Hello all! I am in need of some advice from modelers who have already taken on this task... I am preparing to pour water for a harbor and beach scene. I have a few questions before moving forward as I want to get this right the first time.
A few things to know....
1. This water will come to the edge of my layout and at the point where the styrene dam (which will be removed once water sets) and layout edge meet, it will approximately be 1.5" deep.
2. The water will be poured around bridge abutments, around trestle supports, and fade up to a beach where the water will gradually become more shallow.
3. Everything has been properly sealed, painted, leveled, and detailed to prevent leaks.
So now, what kind of water do I use? Should I use Envirotex, Woodland Scenics realistic water, Woodland Scenics Deep Pour water? How deep of a pour should I do at a time? Will there be any shrinking of the hardened water over time? Also, I will have boats, people, animals on/in the water...
Any advice, experiences, how to's and pictures would be greatly appreciated. As always, I look forward to hearing and learning from you all. Cheers!
irishRR Hello all! I am in need of some advice from modelers who have already taken on this task... I am preparing to pour water for a harbor and beach scene. I have a few questions before moving forward as I want to get this right the first time. A few things to know.... 1. This water will come to the edge of my layout and at the point where the styrene dam (which will be removed once water sets) and layout edge meet, it will approximately be 1.5" deep.
That will be rather costly. Why not paint up a bottom just below the height you really need for the water surface, and then pour over that to a depth of about two pours, say a whole quarter-inch? If you want to show the depth of the water, as it should be, at the edge of the layout, back the edge of the filler plug toward the back of the layout about half an inch, paint it dark green or black, maybe dark turquoise, and let your water substance run into that and create an illusion of depth.
irishRR 2. The water will be poured around bridge abutments, around trestle supports, and fade up to a beach where the water will gradually become more shallow. 3. Everything has been properly sealed, painted, leveled, and detailed to prevent leaks. So now, what kind of water do I use? Should I use Envirotex, Woodland Scenics realistic water, Woodland Scenics Deep Pour water? How deep of a pour should I do at a time? Will there be any shrinking of the hardened water over time? Also, I will have boats, people, animals on/in the water...
I have used a two-part finish-quality epoxy from Swing Paints on previous layouts, but switched to Envirotex this time because it's all I could get; the hardware store no longer carries the Swing Paints Nu-Lustre 55, or whatever it was. I found Envirotex to be an excellent substitute. Just follow the directions scrupulously.
I have always covered the two pours, once they set and cure, with a thin layer of Gel Gloss Medium (arts and crafts stores), and then stippled it liberally with the side of the disposable foam applicator. Creates a distrurbed and natural surface once it dries, which could be as much as a week for some higher peaks. Note that liquid Mod Podge Gloss Medium can also be poured and allowed to dry, and then stipple it with a gel gloss top coat. It's somewhat cheaper than epoxies.
Note that I always tint my envirotex. Contrary to what you may have read or been told, you CAN mix tiny quantities of acrylic craft paints into the epoxy, always at the outset of stirring. You want it thoroughly involved and homogenous in the pour as it spreads, no streaks! In my case, I also added a tiny pinch of plaster of Paris powder so that the pour would be somewhat opaque like turbid water. This is evident in the first photo below.

Spatial annotation rows ::
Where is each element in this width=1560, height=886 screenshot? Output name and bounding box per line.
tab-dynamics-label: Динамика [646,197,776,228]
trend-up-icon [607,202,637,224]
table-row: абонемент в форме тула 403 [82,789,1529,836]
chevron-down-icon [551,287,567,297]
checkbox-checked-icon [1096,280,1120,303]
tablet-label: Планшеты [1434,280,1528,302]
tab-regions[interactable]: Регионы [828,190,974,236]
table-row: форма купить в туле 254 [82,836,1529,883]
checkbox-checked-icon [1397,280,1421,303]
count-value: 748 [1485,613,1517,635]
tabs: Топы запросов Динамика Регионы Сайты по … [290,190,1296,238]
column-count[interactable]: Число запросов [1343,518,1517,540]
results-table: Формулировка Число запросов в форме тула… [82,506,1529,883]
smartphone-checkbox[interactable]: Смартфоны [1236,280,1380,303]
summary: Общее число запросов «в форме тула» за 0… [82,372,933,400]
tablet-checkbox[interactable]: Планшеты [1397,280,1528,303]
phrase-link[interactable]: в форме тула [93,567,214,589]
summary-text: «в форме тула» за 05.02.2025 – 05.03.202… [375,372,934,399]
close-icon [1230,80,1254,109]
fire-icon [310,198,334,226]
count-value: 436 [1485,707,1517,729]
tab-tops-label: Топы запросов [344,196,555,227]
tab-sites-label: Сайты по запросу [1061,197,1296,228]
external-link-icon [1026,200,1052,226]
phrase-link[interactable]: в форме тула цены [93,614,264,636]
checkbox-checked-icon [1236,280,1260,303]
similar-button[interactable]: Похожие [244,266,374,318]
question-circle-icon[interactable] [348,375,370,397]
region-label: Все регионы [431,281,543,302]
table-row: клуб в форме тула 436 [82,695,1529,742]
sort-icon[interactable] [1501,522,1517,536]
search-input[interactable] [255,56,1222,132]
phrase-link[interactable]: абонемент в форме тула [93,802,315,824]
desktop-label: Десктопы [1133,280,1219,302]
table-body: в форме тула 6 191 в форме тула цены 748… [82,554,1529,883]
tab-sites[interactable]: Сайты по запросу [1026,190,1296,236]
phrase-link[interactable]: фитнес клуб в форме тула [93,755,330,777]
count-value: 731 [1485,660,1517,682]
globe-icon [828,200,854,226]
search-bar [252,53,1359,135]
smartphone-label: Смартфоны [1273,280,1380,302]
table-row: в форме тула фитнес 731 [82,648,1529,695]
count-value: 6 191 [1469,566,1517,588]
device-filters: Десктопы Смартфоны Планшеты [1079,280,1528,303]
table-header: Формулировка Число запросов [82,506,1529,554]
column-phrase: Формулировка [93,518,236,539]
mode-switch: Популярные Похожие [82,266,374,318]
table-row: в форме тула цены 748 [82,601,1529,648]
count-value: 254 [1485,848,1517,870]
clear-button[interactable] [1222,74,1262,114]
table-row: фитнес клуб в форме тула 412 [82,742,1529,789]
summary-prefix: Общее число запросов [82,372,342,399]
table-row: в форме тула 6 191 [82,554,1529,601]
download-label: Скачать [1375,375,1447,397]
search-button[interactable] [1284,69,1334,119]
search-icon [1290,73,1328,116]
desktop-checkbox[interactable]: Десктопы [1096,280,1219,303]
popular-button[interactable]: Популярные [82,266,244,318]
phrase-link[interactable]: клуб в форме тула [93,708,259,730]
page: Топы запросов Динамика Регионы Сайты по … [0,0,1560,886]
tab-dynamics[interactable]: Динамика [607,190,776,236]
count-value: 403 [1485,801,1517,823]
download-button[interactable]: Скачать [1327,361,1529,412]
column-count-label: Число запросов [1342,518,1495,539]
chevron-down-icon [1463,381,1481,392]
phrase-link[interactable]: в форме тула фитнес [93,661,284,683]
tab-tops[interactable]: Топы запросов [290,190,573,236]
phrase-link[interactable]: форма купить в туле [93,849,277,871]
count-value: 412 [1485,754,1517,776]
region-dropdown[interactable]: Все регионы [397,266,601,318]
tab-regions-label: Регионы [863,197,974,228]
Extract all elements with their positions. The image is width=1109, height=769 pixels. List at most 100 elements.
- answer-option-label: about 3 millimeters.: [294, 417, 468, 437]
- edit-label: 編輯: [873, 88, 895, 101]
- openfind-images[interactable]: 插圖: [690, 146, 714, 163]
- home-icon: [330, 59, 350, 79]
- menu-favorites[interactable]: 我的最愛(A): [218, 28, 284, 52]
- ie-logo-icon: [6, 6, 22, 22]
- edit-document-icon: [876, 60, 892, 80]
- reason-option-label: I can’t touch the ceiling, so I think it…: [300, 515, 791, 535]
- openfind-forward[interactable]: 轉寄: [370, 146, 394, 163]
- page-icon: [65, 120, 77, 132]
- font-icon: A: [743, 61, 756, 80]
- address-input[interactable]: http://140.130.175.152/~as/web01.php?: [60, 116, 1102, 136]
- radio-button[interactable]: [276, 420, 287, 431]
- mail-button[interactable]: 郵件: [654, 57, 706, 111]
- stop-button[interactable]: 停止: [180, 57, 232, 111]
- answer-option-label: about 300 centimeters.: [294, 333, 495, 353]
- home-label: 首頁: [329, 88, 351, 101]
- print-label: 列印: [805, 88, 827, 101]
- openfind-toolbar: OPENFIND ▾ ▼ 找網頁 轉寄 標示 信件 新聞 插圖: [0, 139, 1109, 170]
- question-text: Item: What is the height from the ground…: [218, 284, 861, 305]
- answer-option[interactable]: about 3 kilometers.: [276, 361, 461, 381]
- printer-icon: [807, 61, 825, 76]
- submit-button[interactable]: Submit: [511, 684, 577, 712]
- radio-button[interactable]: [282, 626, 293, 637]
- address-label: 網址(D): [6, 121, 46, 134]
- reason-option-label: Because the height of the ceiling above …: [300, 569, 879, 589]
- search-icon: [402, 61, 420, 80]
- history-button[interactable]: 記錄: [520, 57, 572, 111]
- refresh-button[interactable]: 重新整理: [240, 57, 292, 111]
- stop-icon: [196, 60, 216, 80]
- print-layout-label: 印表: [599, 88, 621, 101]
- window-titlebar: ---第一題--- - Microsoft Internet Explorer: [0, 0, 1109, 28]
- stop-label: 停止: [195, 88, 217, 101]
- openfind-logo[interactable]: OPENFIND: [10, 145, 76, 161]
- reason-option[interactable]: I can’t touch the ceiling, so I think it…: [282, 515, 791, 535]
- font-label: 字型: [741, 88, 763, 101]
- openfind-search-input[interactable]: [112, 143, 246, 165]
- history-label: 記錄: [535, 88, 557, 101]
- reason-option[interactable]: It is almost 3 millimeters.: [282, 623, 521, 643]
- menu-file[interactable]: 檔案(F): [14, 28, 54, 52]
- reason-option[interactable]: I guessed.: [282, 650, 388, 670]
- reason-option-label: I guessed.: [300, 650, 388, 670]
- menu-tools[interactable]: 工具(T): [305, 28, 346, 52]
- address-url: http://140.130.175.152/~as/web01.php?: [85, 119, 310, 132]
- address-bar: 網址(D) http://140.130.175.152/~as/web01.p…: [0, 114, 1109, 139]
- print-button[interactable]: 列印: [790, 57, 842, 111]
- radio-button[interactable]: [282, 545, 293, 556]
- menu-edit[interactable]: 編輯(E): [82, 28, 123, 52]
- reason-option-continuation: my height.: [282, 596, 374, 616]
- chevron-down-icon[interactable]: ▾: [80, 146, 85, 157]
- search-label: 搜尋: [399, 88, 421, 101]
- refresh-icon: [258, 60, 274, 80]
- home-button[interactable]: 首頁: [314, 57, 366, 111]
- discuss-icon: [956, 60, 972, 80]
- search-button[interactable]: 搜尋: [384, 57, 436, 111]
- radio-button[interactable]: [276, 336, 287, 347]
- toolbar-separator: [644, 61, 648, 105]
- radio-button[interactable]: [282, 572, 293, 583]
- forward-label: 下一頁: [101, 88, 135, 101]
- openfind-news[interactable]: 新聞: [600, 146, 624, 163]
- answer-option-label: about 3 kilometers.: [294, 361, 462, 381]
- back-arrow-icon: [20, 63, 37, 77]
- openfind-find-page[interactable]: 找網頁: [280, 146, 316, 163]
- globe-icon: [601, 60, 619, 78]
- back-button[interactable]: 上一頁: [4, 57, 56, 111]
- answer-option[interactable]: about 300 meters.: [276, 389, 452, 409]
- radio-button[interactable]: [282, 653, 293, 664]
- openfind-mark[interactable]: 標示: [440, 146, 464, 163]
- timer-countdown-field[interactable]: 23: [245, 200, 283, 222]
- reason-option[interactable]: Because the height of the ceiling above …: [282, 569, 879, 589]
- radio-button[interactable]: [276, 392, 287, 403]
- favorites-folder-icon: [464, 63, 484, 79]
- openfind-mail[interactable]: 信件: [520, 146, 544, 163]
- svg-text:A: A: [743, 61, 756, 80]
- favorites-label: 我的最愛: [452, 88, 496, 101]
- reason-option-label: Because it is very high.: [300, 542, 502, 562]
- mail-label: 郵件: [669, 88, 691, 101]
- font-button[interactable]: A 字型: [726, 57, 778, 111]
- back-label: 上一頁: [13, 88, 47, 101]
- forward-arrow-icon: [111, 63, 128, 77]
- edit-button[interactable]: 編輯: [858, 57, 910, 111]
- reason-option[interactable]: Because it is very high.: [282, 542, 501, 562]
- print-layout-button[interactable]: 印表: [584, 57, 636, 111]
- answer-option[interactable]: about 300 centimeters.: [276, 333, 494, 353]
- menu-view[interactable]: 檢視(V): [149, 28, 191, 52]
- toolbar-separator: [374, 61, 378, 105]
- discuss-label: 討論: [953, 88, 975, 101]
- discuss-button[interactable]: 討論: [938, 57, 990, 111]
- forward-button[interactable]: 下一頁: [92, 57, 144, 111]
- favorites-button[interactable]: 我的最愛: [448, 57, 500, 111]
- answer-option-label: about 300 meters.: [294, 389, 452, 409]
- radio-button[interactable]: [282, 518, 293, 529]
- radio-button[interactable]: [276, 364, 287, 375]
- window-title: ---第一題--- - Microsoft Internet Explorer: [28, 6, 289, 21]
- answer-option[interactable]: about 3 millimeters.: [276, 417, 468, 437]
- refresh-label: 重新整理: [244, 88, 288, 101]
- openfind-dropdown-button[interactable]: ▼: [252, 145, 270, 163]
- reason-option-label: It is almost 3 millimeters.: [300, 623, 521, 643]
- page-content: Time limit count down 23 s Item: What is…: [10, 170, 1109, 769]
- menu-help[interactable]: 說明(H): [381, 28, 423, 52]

PROBLEM SET ::
a) Set down the rows word for word, from the first row through the row containing "phrase-link[interactable]: в форме тула цены", inclusive.
b) Take the forum discussion about pouring water for a model harbor and beach scene further, starting after its last sentence.
These rows are unrelated to the forum discussion about pouring model water.

ANSWERS TO THE EXERCISE ::
a)
Where is each element in this width=1560, height=886 screenshot? Output name and bounding box per line.
tab-dynamics-label: Динамика [646,197,776,228]
trend-up-icon [607,202,637,224]
table-row: абонемент в форме тула 403 [82,789,1529,836]
chevron-down-icon [551,287,567,297]
checkbox-checked-icon [1096,280,1120,303]
tablet-label: Планшеты [1434,280,1528,302]
tab-regions[interactable]: Регионы [828,190,974,236]
table-row: форма купить в туле 254 [82,836,1529,883]
checkbox-checked-icon [1397,280,1421,303]
count-value: 748 [1485,613,1517,635]
tabs: Топы запросов Динамика Регионы Сайты по … [290,190,1296,238]
column-count[interactable]: Число запросов [1343,518,1517,540]
results-table: Формулировка Число запросов в форме тула… [82,506,1529,883]
smartphone-checkbox[interactable]: Смартфоны [1236,280,1380,303]
summary: Общее число запросов «в форме тула» за 0… [82,372,933,400]
tablet-checkbox[interactable]: Планшеты [1397,280,1528,303]
phrase-link[interactable]: в форме тула [93,567,214,589]
summary-text: «в форме тула» за 05.02.2025 – 05.03.202… [375,372,934,399]
close-icon [1230,80,1254,109]
fire-icon [310,198,334,226]
count-value: 436 [1485,707,1517,729]
tab-tops-label: Топы запросов [344,196,555,227]
tab-sites-label: Сайты по запросу [1061,197,1296,228]
external-link-icon [1026,200,1052,226]
phrase-link[interactable]: в форме тула цены [93,614,264,636]

b)
The Envirotex and other two-part finish epoxies will have tiny bubbles in the pour, tons of them. Most will pop of their own accord. Some may linger. Ten minutes after it all settles and runs to the extent it can, go back and gently blow through a plastic soda straw over the surface, the lower tip of the straw an inch away from the surface. Any bubbles that are left will pop. Takes literally seconds.
irishRR Any advice, experiences, how to's and pictures would be greatly appreciated. As always, I look forward to hearing and learning from you all. Cheers!
The above was on my second layout, now seven years gone. The next is an outdoors shot on a 4' X12" diorama.
I can't offer much in the way of comments on "water" products, as I use patching plaster, with paint and a clear finish to represent water.
However, I'm wondering if that 1.5" depth is going to cause problems with your "water". The general idea with such products is usually to suggest depth by painting the "bottom" using suitable colours, while the water products are mostly to represent the wet surface, with only a suggestion of depth - the paint does the bulk of that.
Wayne
Use Magic Water
https://www.unrealdetails.com/
Bear "It's all about having fun."
I have used Woodland Scenics Realistic Water on several occasions in the past.
When I followed the instructions and poured a shallow amount, things worked out well. But, later on, when I poured slightly deeper than recommended, it took several weeks to cure. I place a tug boat in the "hardened" water which sank into the water over a period of a few years.
So, your 1 1/2" pour may take months to harden. Meanwhile, the pour will remain cloudy and will not clear for those many months.
Rich
Alton Junction
As my British wife would say, "That's Irish!".
Maybe the OP thinks he needs to pour a deep layer of water to get the sense of depth, but as others have pointed out, you get depth by painting the base first with appropriate shades and then only need a thin layer of whatever water product you use. I followed Rob Spanglers methods to get my river - bottom and water surface (gloss Mod Podge).
Rio Grande. The Action Road - Focus 1977-1983
Good morning lots of great advice so far... thank you. After reading my original post, I need to make a correction. The depth would be approximately .5" not 1.5". I must have hit an incorrect key stroke. Also, this is designed to be more of a lake, not quite a river. Please continue with your advice. I am learning so much. Thank you!
I forget wich product I used, but anyway it was a clear casting product, and I spent a lot time painting the bottom of the area to get the look I wanted, so that just a very thin coat, maybe an 1/8" or less, would cover it, and then added surface effects.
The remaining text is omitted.